__Your objective__: Omit every picture while repeating the entries exactly.

------------------------------------

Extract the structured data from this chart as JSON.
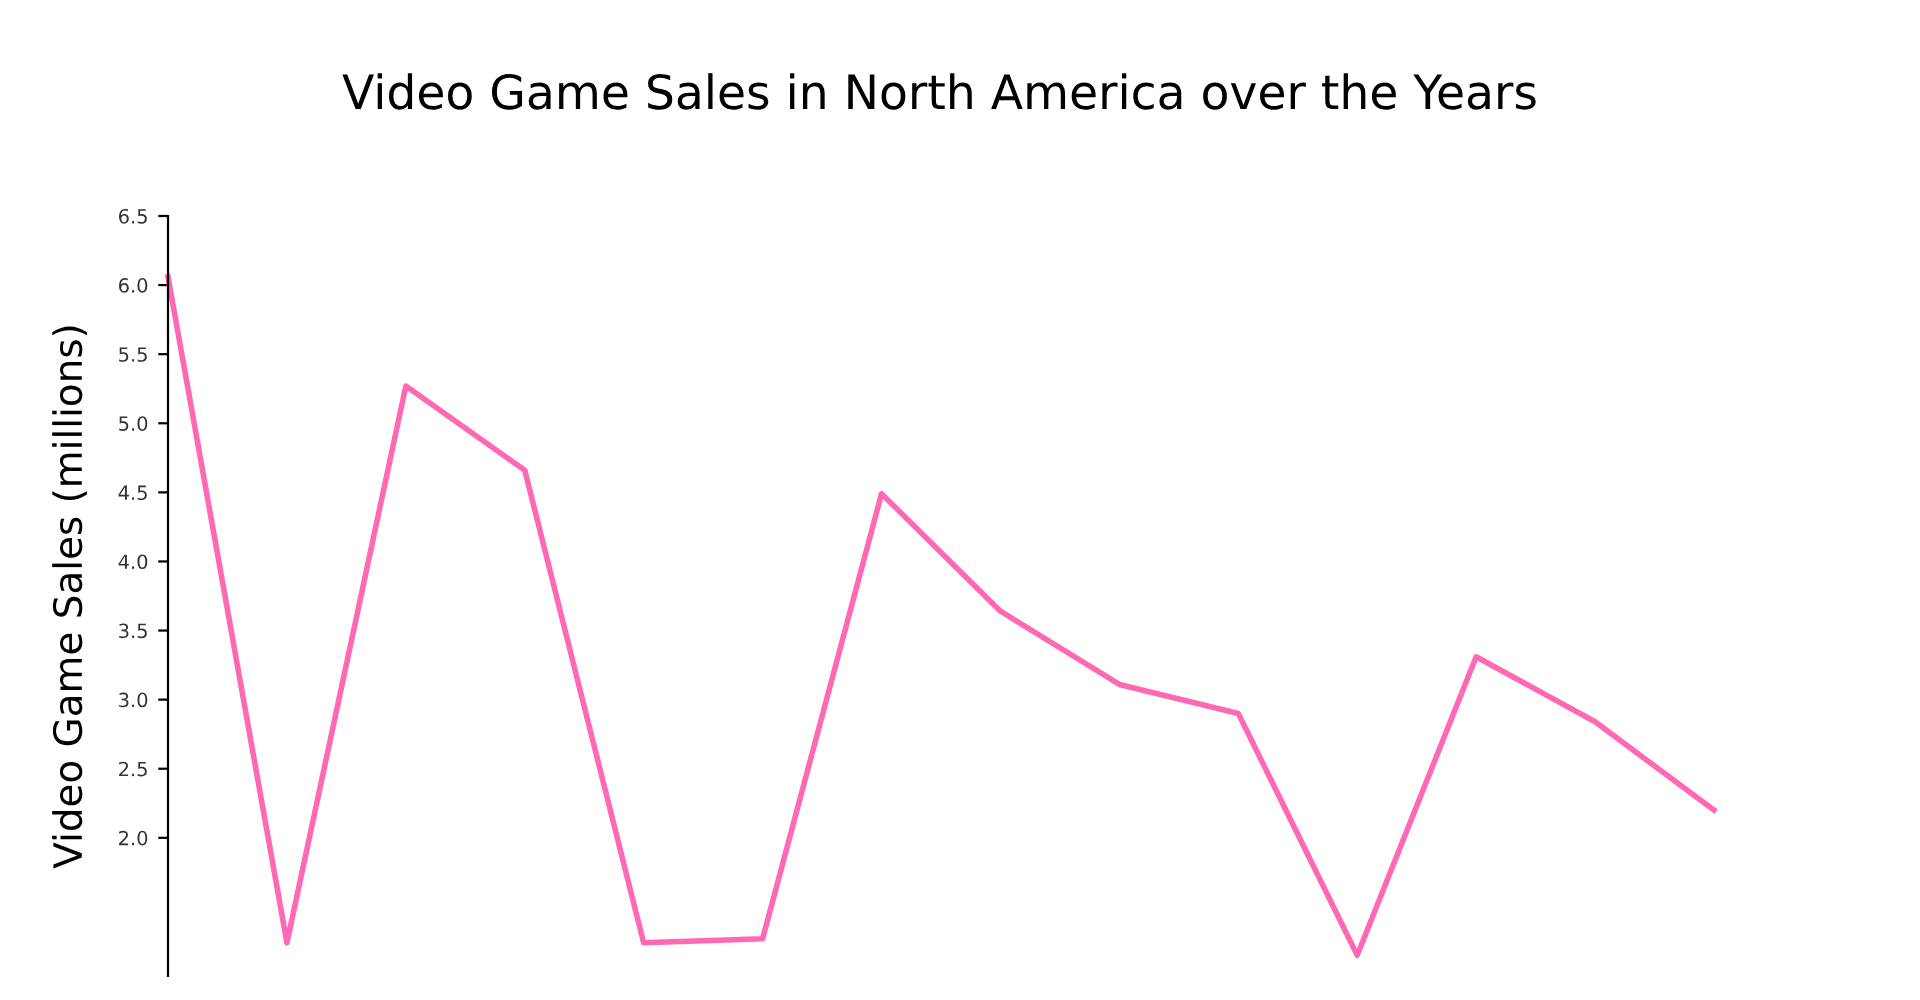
{
  "chart_data": {
    "type": "line",
    "title": "Video Game Sales in North America over the Years",
    "ylabel": "Video Game Sales (millions)",
    "categories": [
      null,
      null,
      null,
      null,
      null,
      null,
      null,
      null,
      null,
      null,
      null,
      null,
      null,
      null
    ],
    "series": [
      {
        "color": "#ff69b4",
        "values": [
          6.06,
          1.24,
          5.27,
          4.66,
          1.24,
          1.27,
          4.49,
          3.64,
          3.11,
          2.9,
          1.15,
          3.31,
          2.84,
          2.2
        ]
      }
    ],
    "ylim": [
      1.0,
      6.5
    ],
    "yticks": [
      {
        "value": 2.0,
        "label": "2.0"
      },
      {
        "value": 2.5,
        "label": "2.5"
      },
      {
        "value": 3.0,
        "label": "3.0"
      },
      {
        "value": 3.5,
        "label": "3.5"
      },
      {
        "value": 4.0,
        "label": "4.0"
      },
      {
        "value": 4.5,
        "label": "4.5"
      },
      {
        "value": 5.0,
        "label": "5.0"
      },
      {
        "value": 5.5,
        "label": "5.5"
      },
      {
        "value": 6.0,
        "label": "6.0"
      },
      {
        "value": 6.5,
        "label": "6.5"
      }
    ],
    "grid": false,
    "legend": false
  }
}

------------------------------------

__Full solution__:
Extract the structured data from this chart as JSON.
{
  "chart_data": {
    "type": "line",
    "title": "Video Game Sales in North America over the Years",
    "ylabel": "Video Game Sales (millions)",
    "categories": [
      null,
      null,
      null,
      null,
      null,
      null,
      null,
      null,
      null,
      null,
      null,
      null,
      null,
      null
    ],
    "series": [
      {
        "color": "#ff69b4",
        "values": [
          6.06,
          1.24,
          5.27,
          4.66,
          1.24,
          1.27,
          4.49,
          3.64,
          3.11,
          2.9,
          1.15,
          3.31,
          2.84,
          2.2
        ]
      }
    ],
    "ylim": [
      1.0,
      6.5
    ],
    "yticks": [
      {
        "value": 2.0,
        "label": "2.0"
      },
      {
        "value": 2.5,
        "label": "2.5"
      },
      {
        "value": 3.0,
        "label": "3.0"
      },
      {
        "value": 3.5,
        "label": "3.5"
      },
      {
        "value": 4.0,
        "label": "4.0"
      },
      {
        "value": 4.5,
        "label": "4.5"
      },
      {
        "value": 5.0,
        "label": "5.0"
      },
      {
        "value": 5.5,
        "label": "5.5"
      },
      {
        "value": 6.0,
        "label": "6.0"
      },
      {
        "value": 6.5,
        "label": "6.5"
      }
    ],
    "grid": false,
    "legend": false
  }
}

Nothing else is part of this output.